(Stored dataset items)
§ §
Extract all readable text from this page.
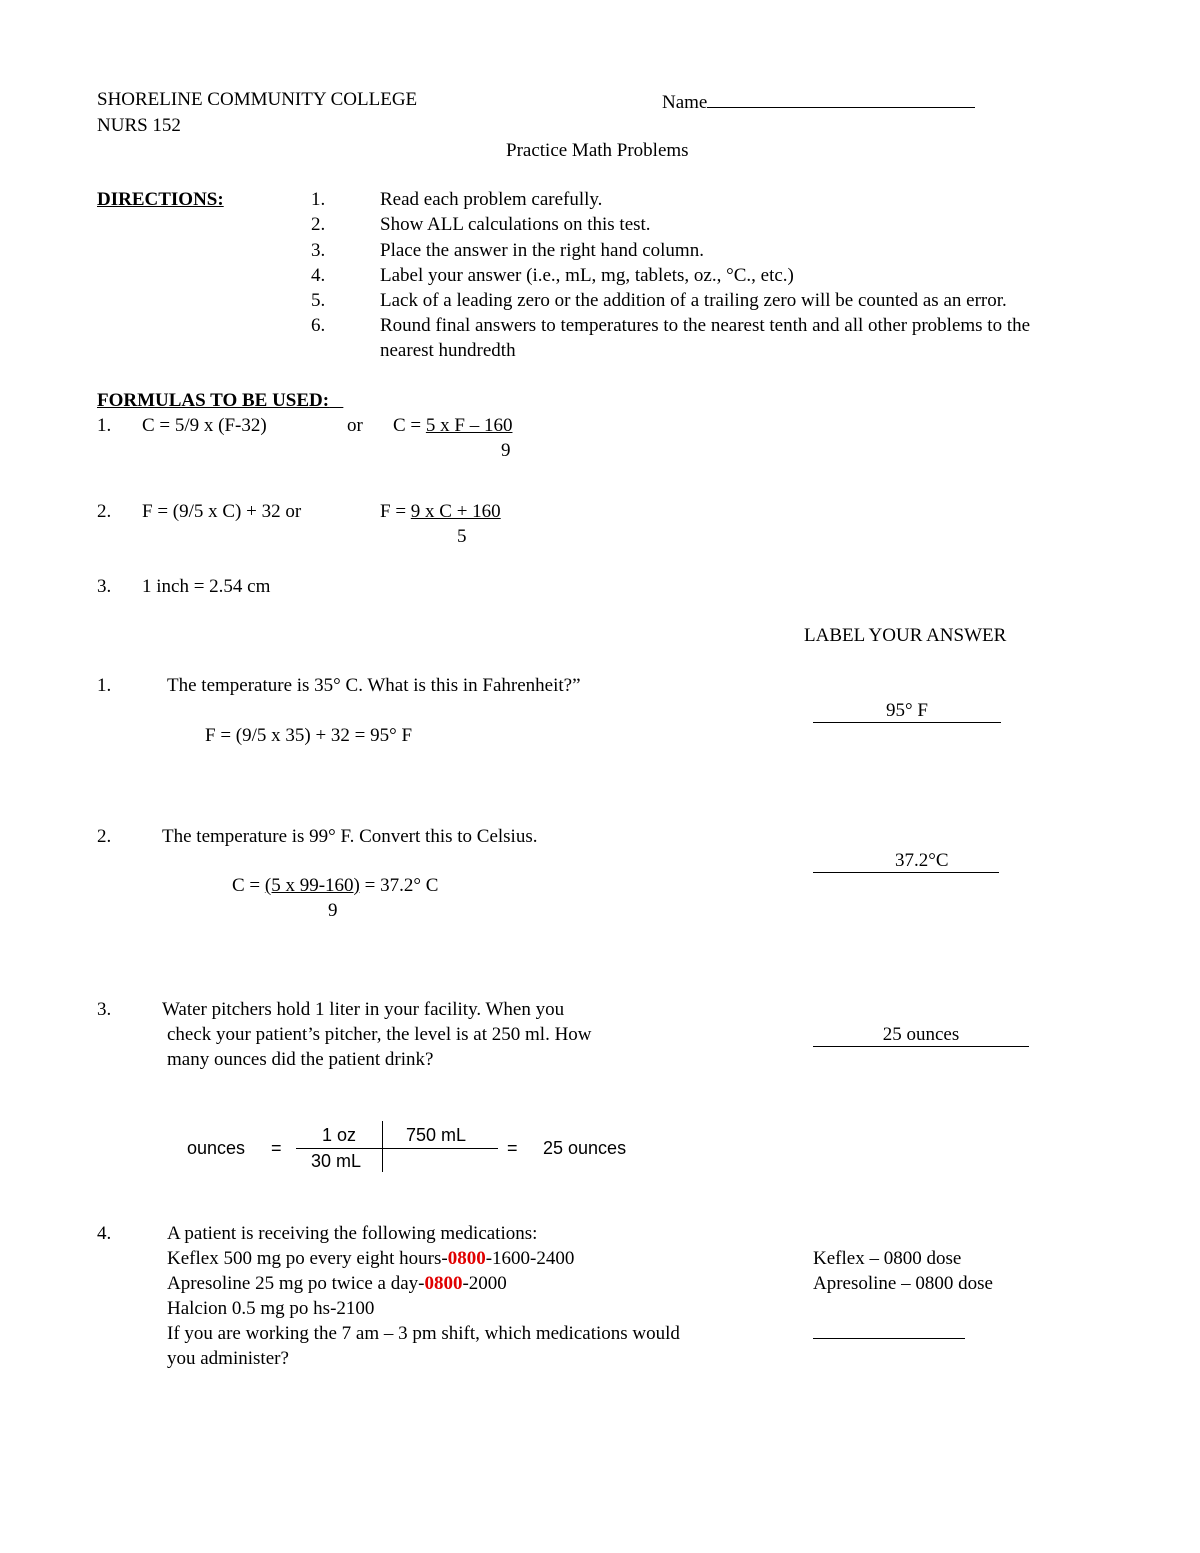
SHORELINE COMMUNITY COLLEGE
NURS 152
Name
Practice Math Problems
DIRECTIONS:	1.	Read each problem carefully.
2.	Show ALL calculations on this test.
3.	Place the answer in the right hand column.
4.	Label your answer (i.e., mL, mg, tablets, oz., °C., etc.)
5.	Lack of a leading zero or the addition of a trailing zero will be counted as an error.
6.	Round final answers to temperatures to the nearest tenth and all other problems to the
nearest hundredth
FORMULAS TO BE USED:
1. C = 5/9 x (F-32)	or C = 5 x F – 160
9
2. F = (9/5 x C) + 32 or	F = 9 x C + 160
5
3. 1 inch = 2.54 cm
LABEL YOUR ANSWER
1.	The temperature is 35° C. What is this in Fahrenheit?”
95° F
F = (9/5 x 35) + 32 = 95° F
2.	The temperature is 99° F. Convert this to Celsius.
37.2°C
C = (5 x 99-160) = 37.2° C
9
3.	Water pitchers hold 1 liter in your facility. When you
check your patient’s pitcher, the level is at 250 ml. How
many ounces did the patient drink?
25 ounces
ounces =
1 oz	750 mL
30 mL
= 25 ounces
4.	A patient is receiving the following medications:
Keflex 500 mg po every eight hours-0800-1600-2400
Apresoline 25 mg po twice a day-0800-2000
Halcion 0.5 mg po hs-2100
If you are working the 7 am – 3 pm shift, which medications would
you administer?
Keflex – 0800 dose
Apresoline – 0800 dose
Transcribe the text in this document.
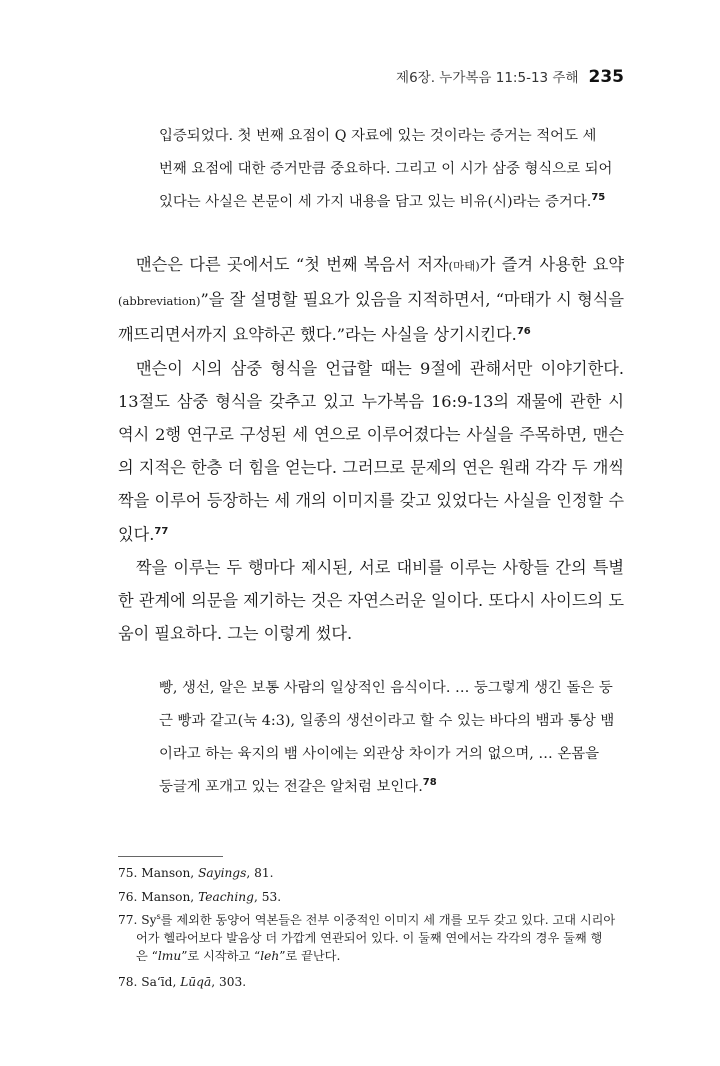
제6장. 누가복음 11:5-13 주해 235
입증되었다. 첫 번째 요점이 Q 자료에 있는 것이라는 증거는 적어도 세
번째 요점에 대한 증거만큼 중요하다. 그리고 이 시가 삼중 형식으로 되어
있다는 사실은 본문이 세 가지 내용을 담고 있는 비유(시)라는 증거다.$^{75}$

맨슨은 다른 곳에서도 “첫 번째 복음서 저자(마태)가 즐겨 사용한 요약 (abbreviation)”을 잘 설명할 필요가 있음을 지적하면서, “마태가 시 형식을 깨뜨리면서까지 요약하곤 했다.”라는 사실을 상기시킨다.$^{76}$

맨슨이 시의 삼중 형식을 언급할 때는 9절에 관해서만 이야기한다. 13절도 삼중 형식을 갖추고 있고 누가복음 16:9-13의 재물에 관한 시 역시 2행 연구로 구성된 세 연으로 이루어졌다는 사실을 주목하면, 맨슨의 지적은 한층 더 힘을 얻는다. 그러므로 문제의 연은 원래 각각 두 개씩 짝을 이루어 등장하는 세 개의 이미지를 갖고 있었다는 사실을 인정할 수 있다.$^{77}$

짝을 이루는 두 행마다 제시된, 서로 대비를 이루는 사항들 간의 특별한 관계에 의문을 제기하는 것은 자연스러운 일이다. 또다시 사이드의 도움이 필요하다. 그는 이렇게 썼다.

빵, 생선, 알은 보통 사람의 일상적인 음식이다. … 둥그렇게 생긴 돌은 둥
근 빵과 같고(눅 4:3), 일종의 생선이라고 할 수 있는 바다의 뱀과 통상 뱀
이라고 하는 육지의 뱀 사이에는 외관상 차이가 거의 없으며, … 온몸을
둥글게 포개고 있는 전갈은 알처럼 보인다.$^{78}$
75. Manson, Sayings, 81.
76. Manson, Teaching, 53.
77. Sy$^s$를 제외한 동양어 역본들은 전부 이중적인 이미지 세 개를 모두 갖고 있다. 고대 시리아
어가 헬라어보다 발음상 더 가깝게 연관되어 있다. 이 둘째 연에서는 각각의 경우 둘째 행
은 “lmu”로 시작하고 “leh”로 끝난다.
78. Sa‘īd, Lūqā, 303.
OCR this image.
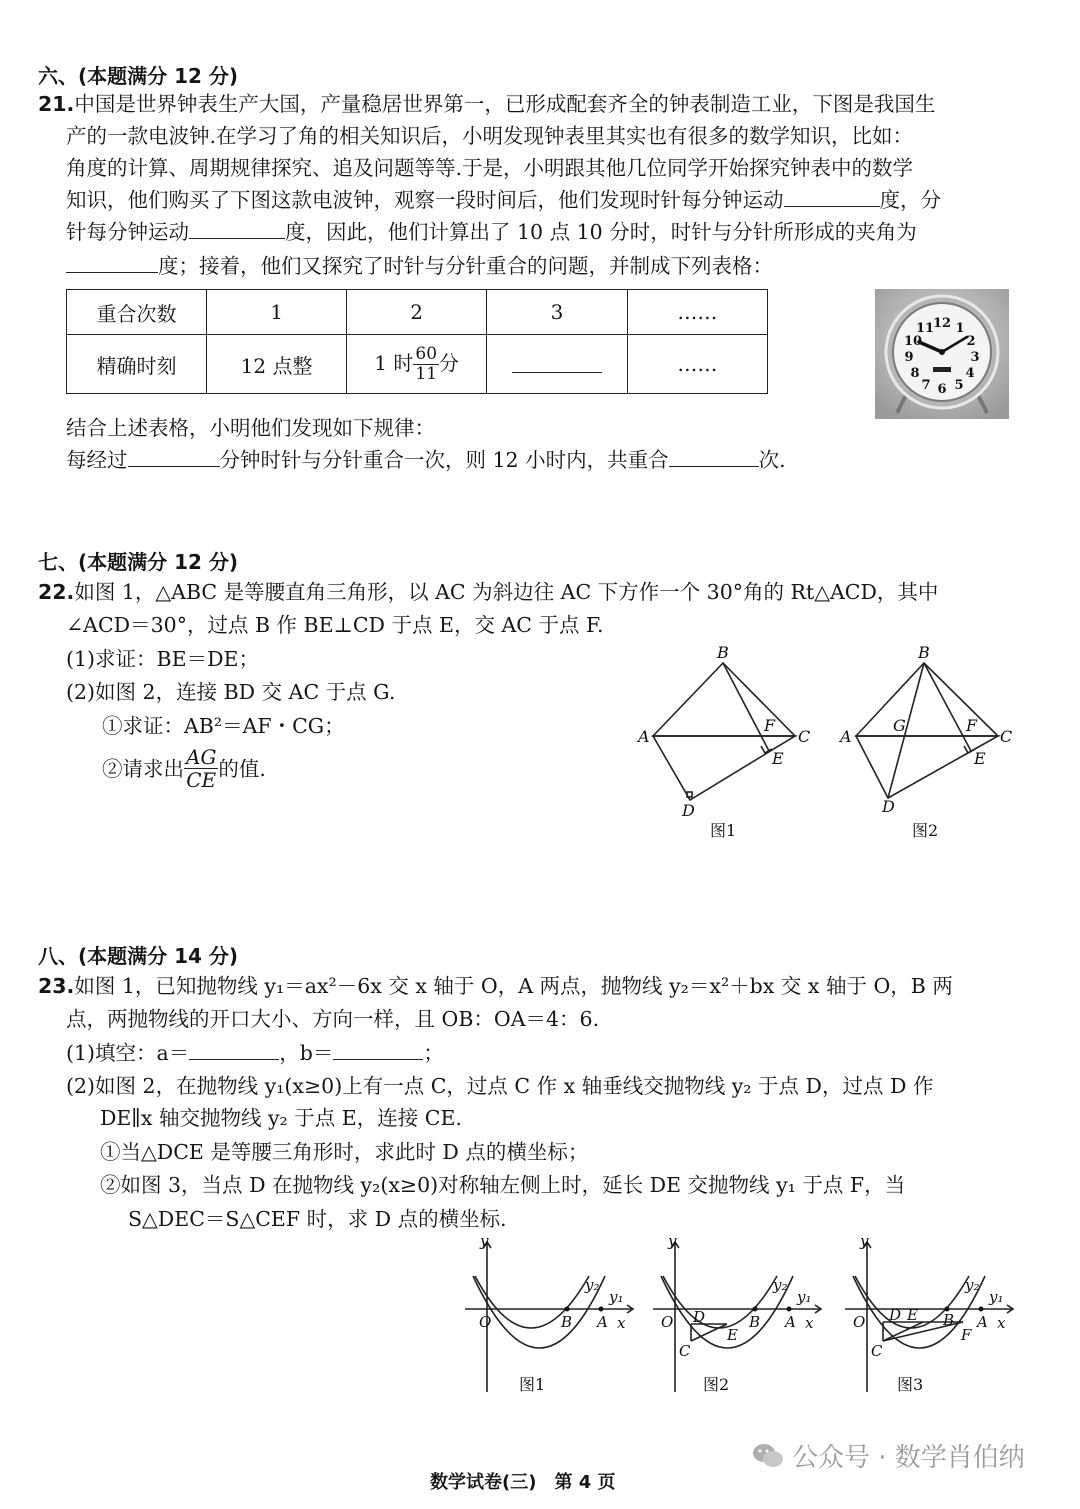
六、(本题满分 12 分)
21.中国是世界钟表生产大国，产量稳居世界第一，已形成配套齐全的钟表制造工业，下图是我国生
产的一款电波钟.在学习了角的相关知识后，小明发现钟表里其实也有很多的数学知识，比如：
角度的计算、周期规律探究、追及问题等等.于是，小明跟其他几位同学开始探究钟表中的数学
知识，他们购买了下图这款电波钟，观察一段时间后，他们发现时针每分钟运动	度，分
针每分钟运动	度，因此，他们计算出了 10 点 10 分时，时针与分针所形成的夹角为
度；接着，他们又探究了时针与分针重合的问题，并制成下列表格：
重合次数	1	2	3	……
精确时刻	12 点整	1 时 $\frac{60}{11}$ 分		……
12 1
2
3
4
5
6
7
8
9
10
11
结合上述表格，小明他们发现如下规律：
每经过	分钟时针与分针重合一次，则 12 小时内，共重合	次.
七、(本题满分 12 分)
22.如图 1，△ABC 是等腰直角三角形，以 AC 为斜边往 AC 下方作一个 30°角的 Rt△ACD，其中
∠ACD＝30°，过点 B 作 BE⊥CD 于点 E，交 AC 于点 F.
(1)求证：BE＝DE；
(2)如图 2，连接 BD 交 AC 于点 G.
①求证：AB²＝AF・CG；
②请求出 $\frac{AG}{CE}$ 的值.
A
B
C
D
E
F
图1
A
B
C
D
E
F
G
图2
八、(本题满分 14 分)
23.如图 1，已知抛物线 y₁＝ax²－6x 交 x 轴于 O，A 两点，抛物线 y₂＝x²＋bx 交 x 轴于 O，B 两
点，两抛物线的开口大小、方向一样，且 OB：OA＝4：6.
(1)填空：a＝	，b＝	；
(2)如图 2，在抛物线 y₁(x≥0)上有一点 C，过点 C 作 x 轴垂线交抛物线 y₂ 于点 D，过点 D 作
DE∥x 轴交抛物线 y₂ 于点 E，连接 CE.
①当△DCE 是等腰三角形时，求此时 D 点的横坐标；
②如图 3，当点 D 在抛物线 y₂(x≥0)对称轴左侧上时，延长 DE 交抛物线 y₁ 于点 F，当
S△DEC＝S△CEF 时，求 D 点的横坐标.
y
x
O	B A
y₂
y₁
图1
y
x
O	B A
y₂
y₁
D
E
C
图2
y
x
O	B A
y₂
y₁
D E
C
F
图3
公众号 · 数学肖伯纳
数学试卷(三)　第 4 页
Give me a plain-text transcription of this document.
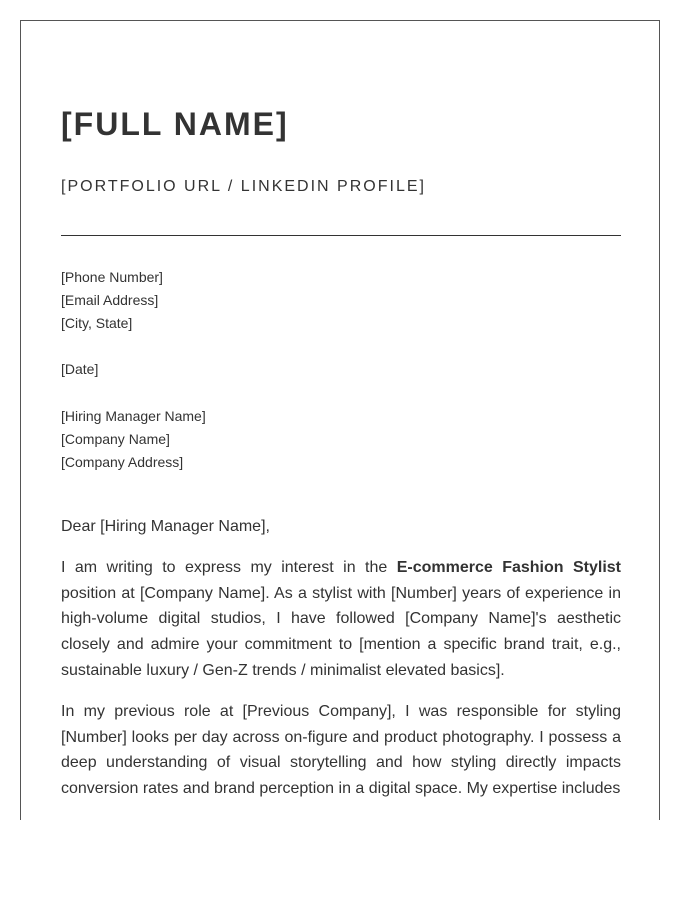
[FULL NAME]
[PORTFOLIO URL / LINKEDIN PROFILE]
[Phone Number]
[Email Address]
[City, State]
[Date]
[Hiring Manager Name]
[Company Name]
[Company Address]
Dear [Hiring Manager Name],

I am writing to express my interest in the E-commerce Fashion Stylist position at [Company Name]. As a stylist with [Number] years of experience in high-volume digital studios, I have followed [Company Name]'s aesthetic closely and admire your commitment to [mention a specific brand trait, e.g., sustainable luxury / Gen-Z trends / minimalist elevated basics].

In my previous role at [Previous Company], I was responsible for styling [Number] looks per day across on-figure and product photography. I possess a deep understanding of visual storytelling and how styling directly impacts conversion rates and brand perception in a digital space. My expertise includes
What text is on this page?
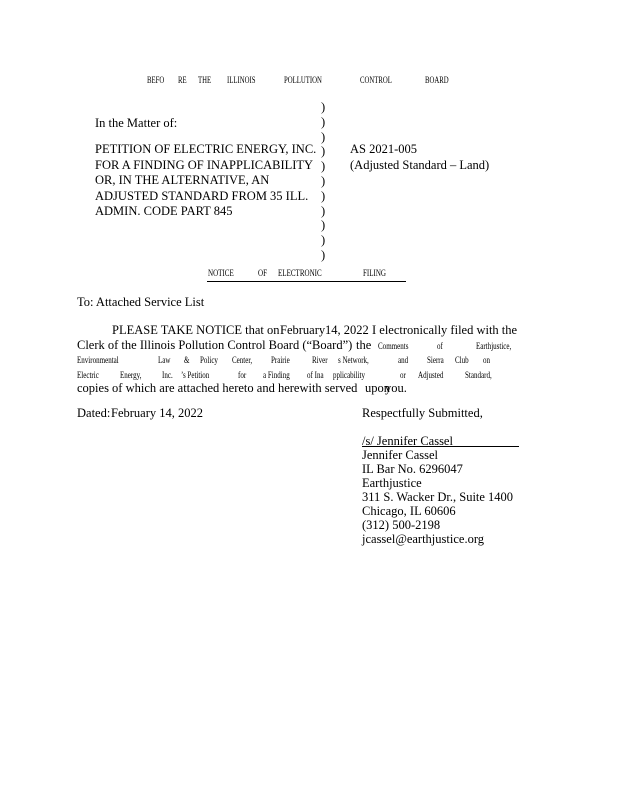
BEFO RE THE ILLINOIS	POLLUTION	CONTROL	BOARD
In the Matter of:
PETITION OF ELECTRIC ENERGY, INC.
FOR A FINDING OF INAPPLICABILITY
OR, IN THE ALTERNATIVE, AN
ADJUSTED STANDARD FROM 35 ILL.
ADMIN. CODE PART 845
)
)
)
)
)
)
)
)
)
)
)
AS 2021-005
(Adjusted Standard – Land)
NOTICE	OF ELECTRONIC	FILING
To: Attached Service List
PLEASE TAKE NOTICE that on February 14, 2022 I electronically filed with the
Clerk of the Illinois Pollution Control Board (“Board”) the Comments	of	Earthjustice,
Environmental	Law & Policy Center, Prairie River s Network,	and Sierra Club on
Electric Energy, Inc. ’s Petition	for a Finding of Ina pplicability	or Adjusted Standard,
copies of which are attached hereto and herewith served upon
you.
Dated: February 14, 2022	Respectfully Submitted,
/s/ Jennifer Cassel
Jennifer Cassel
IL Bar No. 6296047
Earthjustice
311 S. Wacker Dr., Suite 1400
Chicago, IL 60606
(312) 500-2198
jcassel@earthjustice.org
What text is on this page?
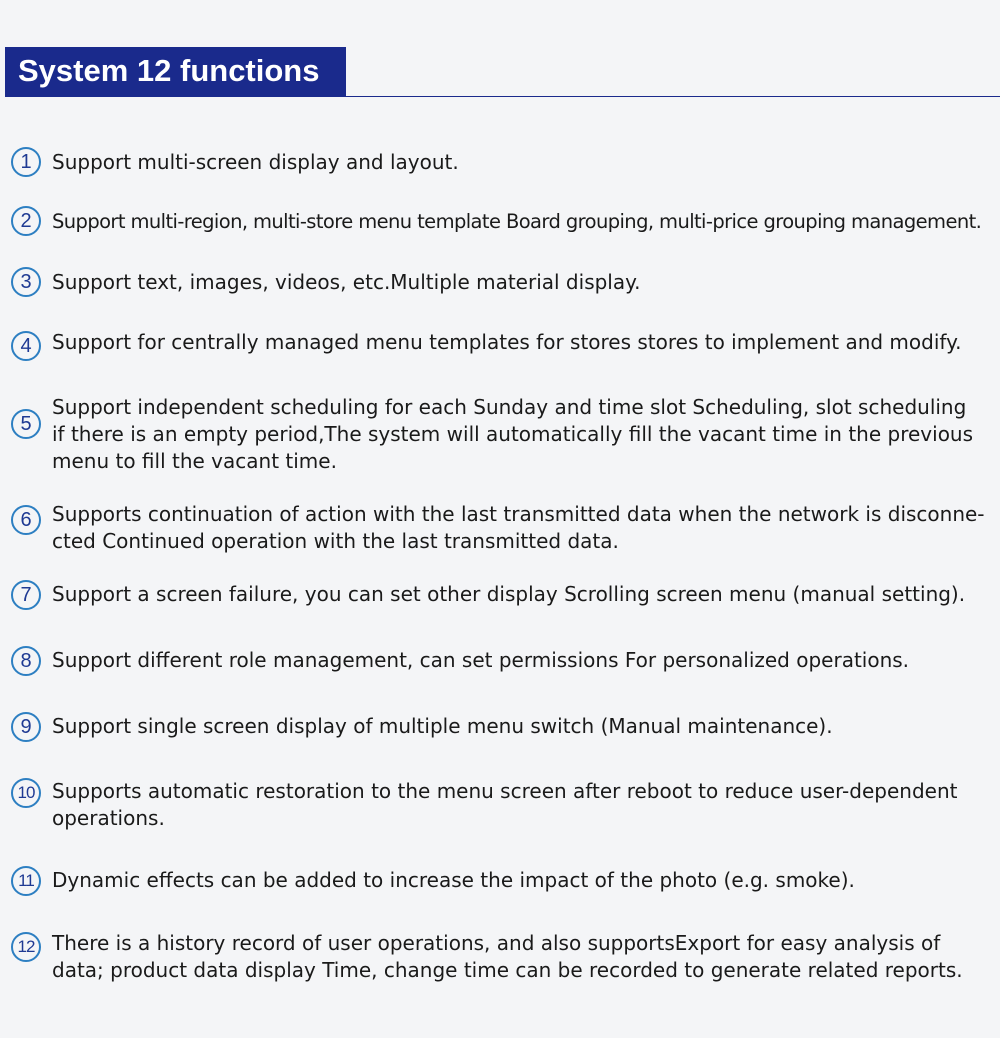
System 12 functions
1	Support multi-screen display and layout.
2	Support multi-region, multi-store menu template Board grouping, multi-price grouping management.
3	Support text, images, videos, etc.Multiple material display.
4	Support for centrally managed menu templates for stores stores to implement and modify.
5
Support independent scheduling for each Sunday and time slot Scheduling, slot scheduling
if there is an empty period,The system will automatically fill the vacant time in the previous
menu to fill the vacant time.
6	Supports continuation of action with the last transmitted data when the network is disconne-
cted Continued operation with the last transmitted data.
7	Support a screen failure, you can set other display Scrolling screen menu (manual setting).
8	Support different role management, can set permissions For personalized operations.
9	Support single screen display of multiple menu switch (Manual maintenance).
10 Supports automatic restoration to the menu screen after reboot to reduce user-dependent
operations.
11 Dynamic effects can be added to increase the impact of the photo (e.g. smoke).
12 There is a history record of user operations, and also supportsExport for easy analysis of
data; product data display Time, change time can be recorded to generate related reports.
§ §
Exercise =
Identify the lines above with the word "menu". Copy them.

The result =
2	Support multi-region, multi-store menu template Board grouping, multi-price grouping management.
4	Support for centrally managed menu templates for stores stores to implement and modify.
menu to fill the vacant time.
7	Support a screen failure, you can set other display Scrolling screen menu (manual setting).
9	Support single screen display of multiple menu switch (Manual maintenance).
10 Supports automatic restoration to the menu screen after reboot to reduce user-dependent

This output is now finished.